Start of Record list

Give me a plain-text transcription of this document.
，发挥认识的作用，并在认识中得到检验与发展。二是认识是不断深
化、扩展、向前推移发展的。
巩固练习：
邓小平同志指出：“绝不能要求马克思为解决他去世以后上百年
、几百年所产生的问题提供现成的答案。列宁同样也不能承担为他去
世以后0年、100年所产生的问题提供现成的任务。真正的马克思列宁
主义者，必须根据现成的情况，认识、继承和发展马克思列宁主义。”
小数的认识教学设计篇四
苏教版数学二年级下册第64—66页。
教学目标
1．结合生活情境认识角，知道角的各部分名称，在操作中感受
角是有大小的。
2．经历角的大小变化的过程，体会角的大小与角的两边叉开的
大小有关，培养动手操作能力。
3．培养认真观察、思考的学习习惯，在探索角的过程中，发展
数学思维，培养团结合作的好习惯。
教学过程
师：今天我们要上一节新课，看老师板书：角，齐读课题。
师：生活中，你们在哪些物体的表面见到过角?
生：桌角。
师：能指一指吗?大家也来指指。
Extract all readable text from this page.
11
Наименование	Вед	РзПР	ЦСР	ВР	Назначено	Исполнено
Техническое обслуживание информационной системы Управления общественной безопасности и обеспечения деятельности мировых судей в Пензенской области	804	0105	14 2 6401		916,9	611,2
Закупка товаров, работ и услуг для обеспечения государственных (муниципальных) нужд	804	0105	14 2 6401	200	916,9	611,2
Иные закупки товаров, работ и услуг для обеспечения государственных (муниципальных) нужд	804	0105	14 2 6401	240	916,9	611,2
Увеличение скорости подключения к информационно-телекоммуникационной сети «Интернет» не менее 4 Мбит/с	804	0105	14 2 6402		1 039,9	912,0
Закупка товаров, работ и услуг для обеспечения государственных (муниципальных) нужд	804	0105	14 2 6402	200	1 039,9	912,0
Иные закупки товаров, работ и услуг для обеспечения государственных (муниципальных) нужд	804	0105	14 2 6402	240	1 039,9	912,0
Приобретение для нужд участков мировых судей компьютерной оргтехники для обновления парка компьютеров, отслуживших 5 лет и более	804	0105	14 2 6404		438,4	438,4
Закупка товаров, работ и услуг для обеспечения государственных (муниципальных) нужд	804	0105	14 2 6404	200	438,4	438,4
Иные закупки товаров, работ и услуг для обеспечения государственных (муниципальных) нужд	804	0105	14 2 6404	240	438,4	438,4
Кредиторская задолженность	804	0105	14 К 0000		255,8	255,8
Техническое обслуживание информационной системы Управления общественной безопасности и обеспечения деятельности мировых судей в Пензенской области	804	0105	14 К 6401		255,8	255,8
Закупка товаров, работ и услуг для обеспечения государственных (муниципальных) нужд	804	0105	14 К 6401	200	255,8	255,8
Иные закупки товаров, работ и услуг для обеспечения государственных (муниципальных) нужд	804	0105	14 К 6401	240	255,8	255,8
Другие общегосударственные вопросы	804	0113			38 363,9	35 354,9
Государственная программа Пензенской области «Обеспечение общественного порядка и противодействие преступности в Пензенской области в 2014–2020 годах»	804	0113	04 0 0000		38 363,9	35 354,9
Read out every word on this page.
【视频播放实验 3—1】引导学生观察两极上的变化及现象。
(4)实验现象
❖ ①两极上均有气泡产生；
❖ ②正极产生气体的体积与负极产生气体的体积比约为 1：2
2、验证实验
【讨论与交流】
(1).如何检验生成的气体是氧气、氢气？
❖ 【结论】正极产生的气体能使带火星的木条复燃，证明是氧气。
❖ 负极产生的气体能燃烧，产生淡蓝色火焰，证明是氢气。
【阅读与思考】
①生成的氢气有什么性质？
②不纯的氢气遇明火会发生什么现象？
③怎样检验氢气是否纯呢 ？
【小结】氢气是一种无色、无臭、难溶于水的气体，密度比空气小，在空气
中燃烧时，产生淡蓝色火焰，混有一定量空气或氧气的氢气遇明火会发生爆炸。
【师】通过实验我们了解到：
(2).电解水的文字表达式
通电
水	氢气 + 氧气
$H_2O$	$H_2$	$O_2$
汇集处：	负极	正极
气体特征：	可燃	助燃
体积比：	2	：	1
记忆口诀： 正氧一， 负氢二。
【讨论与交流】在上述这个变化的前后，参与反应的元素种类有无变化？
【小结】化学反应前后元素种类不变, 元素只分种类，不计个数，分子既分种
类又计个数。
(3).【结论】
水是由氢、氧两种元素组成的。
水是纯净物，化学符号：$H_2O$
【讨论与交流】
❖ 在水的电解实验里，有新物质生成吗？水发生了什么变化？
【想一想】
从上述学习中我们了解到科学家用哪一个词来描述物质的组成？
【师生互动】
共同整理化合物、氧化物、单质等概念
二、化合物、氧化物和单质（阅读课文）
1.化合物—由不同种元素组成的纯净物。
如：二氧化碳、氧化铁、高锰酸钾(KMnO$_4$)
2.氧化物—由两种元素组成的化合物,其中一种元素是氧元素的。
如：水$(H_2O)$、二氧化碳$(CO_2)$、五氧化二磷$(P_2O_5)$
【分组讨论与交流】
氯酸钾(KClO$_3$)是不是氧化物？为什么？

End of Record list

> _What needs to be done_
Report how many lines of the listing hold the string "二氧化碳", giving only the number.

> _Output below_
2